### The request
Every record must be written out once more, with nothing added or omitted.

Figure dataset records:

____________

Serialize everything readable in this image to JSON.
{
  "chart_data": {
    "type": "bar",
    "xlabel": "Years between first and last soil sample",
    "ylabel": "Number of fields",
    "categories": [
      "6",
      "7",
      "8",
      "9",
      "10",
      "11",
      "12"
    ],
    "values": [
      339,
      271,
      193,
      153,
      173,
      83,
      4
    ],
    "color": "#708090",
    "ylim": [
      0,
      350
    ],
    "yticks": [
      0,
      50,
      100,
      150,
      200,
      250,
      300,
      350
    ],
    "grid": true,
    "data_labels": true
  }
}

____________

### Finished task
Serialize everything readable in this image to JSON.
{
  "chart_data": {
    "type": "bar",
    "xlabel": "Years between first and last soil sample",
    "ylabel": "Number of fields",
    "categories": [
      "6",
      "7",
      "8",
      "9",
      "10",
      "11",
      "12"
    ],
    "values": [
      339,
      271,
      193,
      153,
      173,
      83,
      4
    ],
    "color": "#708090",
    "ylim": [
      0,
      350
    ],
    "yticks": [
      0,
      50,
      100,
      150,
      200,
      250,
      300,
      350
    ],
    "grid": true,
    "data_labels": true
  }
}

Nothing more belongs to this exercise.